Saved entries:

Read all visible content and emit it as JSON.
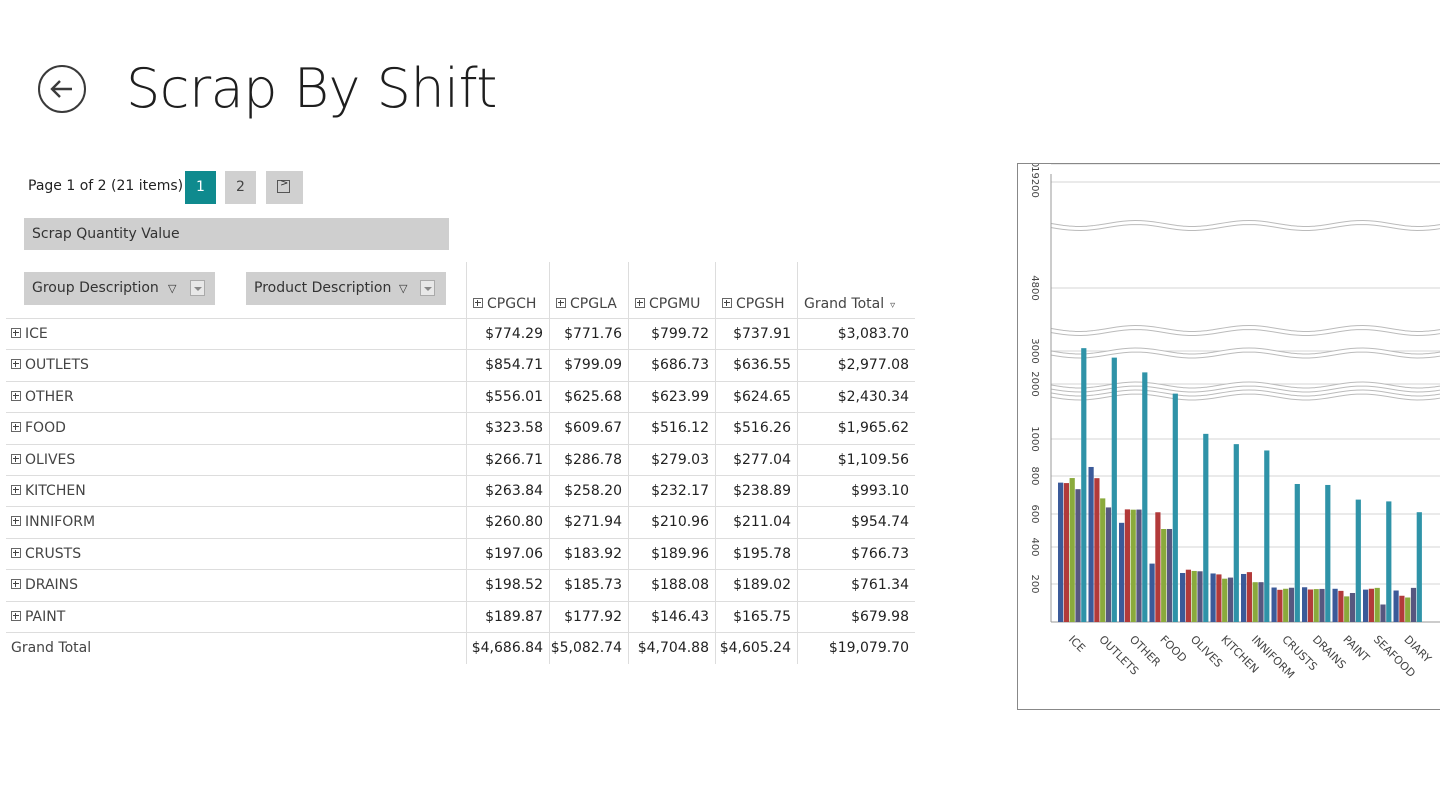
{
  "page": {
    "title": "Scrap By Shift"
  },
  "pager": {
    "info": "Page 1 of 2 (21 items)",
    "pages": [
      "1",
      "2"
    ],
    "active_page": "1"
  },
  "pivot": {
    "data_field": "Scrap Quantity Value",
    "row_fields": [
      "Group Description",
      "Product Description"
    ],
    "columns": [
      "CPGCH",
      "CPGLA",
      "CPGMU",
      "CPGSH",
      "Grand Total"
    ],
    "rows": [
      {
        "name": "ICE",
        "values": [
          "$774.29",
          "$771.76",
          "$799.72",
          "$737.91",
          "$3,083.70"
        ]
      },
      {
        "name": "OUTLETS",
        "values": [
          "$854.71",
          "$799.09",
          "$686.73",
          "$636.55",
          "$2,977.08"
        ]
      },
      {
        "name": "OTHER",
        "values": [
          "$556.01",
          "$625.68",
          "$623.99",
          "$624.65",
          "$2,430.34"
        ]
      },
      {
        "name": "FOOD",
        "values": [
          "$323.58",
          "$609.67",
          "$516.12",
          "$516.26",
          "$1,965.62"
        ]
      },
      {
        "name": "OLIVES",
        "values": [
          "$266.71",
          "$286.78",
          "$279.03",
          "$277.04",
          "$1,109.56"
        ]
      },
      {
        "name": "KITCHEN",
        "values": [
          "$263.84",
          "$258.20",
          "$232.17",
          "$238.89",
          "$993.10"
        ]
      },
      {
        "name": "INNIFORM",
        "values": [
          "$260.80",
          "$271.94",
          "$210.96",
          "$211.04",
          "$954.74"
        ]
      },
      {
        "name": "CRUSTS",
        "values": [
          "$197.06",
          "$183.92",
          "$189.96",
          "$195.78",
          "$766.73"
        ]
      },
      {
        "name": "DRAINS",
        "values": [
          "$198.52",
          "$185.73",
          "$188.08",
          "$189.02",
          "$761.34"
        ]
      },
      {
        "name": "PAINT",
        "values": [
          "$189.87",
          "$177.92",
          "$146.43",
          "$165.75",
          "$679.98"
        ]
      }
    ],
    "grand_total": {
      "name": "Grand Total",
      "values": [
        "$4,686.84",
        "$5,082.74",
        "$4,704.88",
        "$4,605.24",
        "$19,079.70"
      ]
    }
  },
  "colors": {
    "CPGCH": "#3b5a99",
    "CPGLA": "#b23a3a",
    "CPGMU": "#8aaa3c",
    "CPGSH": "#57577f",
    "Grand Total": "#2f93a8",
    "accent": "#0f8a8e"
  },
  "chart_data": {
    "type": "bar",
    "categories": [
      "ICE",
      "OUTLETS",
      "OTHER",
      "FOOD",
      "OLIVES",
      "KITCHEN",
      "INNIFORM",
      "CRUSTS",
      "DRAINS",
      "PAINT",
      "SEAFOOD",
      "DIARY"
    ],
    "series": [
      {
        "name": "CPGCH",
        "values": [
          774.29,
          854.71,
          556.01,
          323.58,
          266.71,
          263.84,
          260.8,
          197.06,
          198.52,
          189.87,
          185,
          180
        ]
      },
      {
        "name": "CPGLA",
        "values": [
          771.76,
          799.09,
          625.68,
          609.67,
          286.78,
          258.2,
          271.94,
          183.92,
          185.73,
          177.92,
          190,
          150
        ]
      },
      {
        "name": "CPGMU",
        "values": [
          799.72,
          686.73,
          623.99,
          516.12,
          279.03,
          232.17,
          210.96,
          189.96,
          188.08,
          146.43,
          195,
          140
        ]
      },
      {
        "name": "CPGSH",
        "values": [
          737.91,
          636.55,
          624.65,
          516.26,
          277.04,
          238.89,
          211.04,
          195.78,
          189.02,
          165.75,
          100,
          195
        ]
      },
      {
        "name": "Grand Total",
        "values": [
          3083.7,
          2977.08,
          2430.34,
          1965.62,
          1109.56,
          993.1,
          954.74,
          766.73,
          761.34,
          679.98,
          670,
          610
        ]
      }
    ],
    "y_ticks": [
      "0",
      "200",
      "400",
      "600",
      "800",
      "1000",
      "2000",
      "3000",
      "4800",
      "19200"
    ],
    "legend": "none",
    "grid": true
  }
}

* **Exercise prompt**: Each record must be quoted in full and exactly. Do not include the pictures.

* **Solution to the exercise**:
Read all visible content and emit it as JSON.
{
  "page": {
    "title": "Scrap By Shift"
  },
  "pager": {
    "info": "Page 1 of 2 (21 items)",
    "pages": [
      "1",
      "2"
    ],
    "active_page": "1"
  },
  "pivot": {
    "data_field": "Scrap Quantity Value",
    "row_fields": [
      "Group Description",
      "Product Description"
    ],
    "columns": [
      "CPGCH",
      "CPGLA",
      "CPGMU",
      "CPGSH",
      "Grand Total"
    ],
    "rows": [
      {
        "name": "ICE",
        "values": [
          "$774.29",
          "$771.76",
          "$799.72",
          "$737.91",
          "$3,083.70"
        ]
      },
      {
        "name": "OUTLETS",
        "values": [
          "$854.71",
          "$799.09",
          "$686.73",
          "$636.55",
          "$2,977.08"
        ]
      },
      {
        "name": "OTHER",
        "values": [
          "$556.01",
          "$625.68",
          "$623.99",
          "$624.65",
          "$2,430.34"
        ]
      },
      {
        "name": "FOOD",
        "values": [
          "$323.58",
          "$609.67",
          "$516.12",
          "$516.26",
          "$1,965.62"
        ]
      },
      {
        "name": "OLIVES",
        "values": [
          "$266.71",
          "$286.78",
          "$279.03",
          "$277.04",
          "$1,109.56"
        ]
      },
      {
        "name": "KITCHEN",
        "values": [
          "$263.84",
          "$258.20",
          "$232.17",
          "$238.89",
          "$993.10"
        ]
      },
      {
        "name": "INNIFORM",
        "values": [
          "$260.80",
          "$271.94",
          "$210.96",
          "$211.04",
          "$954.74"
        ]
      },
      {
        "name": "CRUSTS",
        "values": [
          "$197.06",
          "$183.92",
          "$189.96",
          "$195.78",
          "$766.73"
        ]
      },
      {
        "name": "DRAINS",
        "values": [
          "$198.52",
          "$185.73",
          "$188.08",
          "$189.02",
          "$761.34"
        ]
      },
      {
        "name": "PAINT",
        "values": [
          "$189.87",
          "$177.92",
          "$146.43",
          "$165.75",
          "$679.98"
        ]
      }
    ],
    "grand_total": {
      "name": "Grand Total",
      "values": [
        "$4,686.84",
        "$5,082.74",
        "$4,704.88",
        "$4,605.24",
        "$19,079.70"
      ]
    }
  },
  "colors": {
    "CPGCH": "#3b5a99",
    "CPGLA": "#b23a3a",
    "CPGMU": "#8aaa3c",
    "CPGSH": "#57577f",
    "Grand Total": "#2f93a8",
    "accent": "#0f8a8e"
  },
  "chart_data": {
    "type": "bar",
    "categories": [
      "ICE",
      "OUTLETS",
      "OTHER",
      "FOOD",
      "OLIVES",
      "KITCHEN",
      "INNIFORM",
      "CRUSTS",
      "DRAINS",
      "PAINT",
      "SEAFOOD",
      "DIARY"
    ],
    "series": [
      {
        "name": "CPGCH",
        "values": [
          774.29,
          854.71,
          556.01,
          323.58,
          266.71,
          263.84,
          260.8,
          197.06,
          198.52,
          189.87,
          185,
          180
        ]
      },
      {
        "name": "CPGLA",
        "values": [
          771.76,
          799.09,
          625.68,
          609.67,
          286.78,
          258.2,
          271.94,
          183.92,
          185.73,
          177.92,
          190,
          150
        ]
      },
      {
        "name": "CPGMU",
        "values": [
          799.72,
          686.73,
          623.99,
          516.12,
          279.03,
          232.17,
          210.96,
          189.96,
          188.08,
          146.43,
          195,
          140
        ]
      },
      {
        "name": "CPGSH",
        "values": [
          737.91,
          636.55,
          624.65,
          516.26,
          277.04,
          238.89,
          211.04,
          195.78,
          189.02,
          165.75,
          100,
          195
        ]
      },
      {
        "name": "Grand Total",
        "values": [
          3083.7,
          2977.08,
          2430.34,
          1965.62,
          1109.56,
          993.1,
          954.74,
          766.73,
          761.34,
          679.98,
          670,
          610
        ]
      }
    ],
    "y_ticks": [
      "0",
      "200",
      "400",
      "600",
      "800",
      "1000",
      "2000",
      "3000",
      "4800",
      "19200"
    ],
    "legend": "none",
    "grid": true
  }
}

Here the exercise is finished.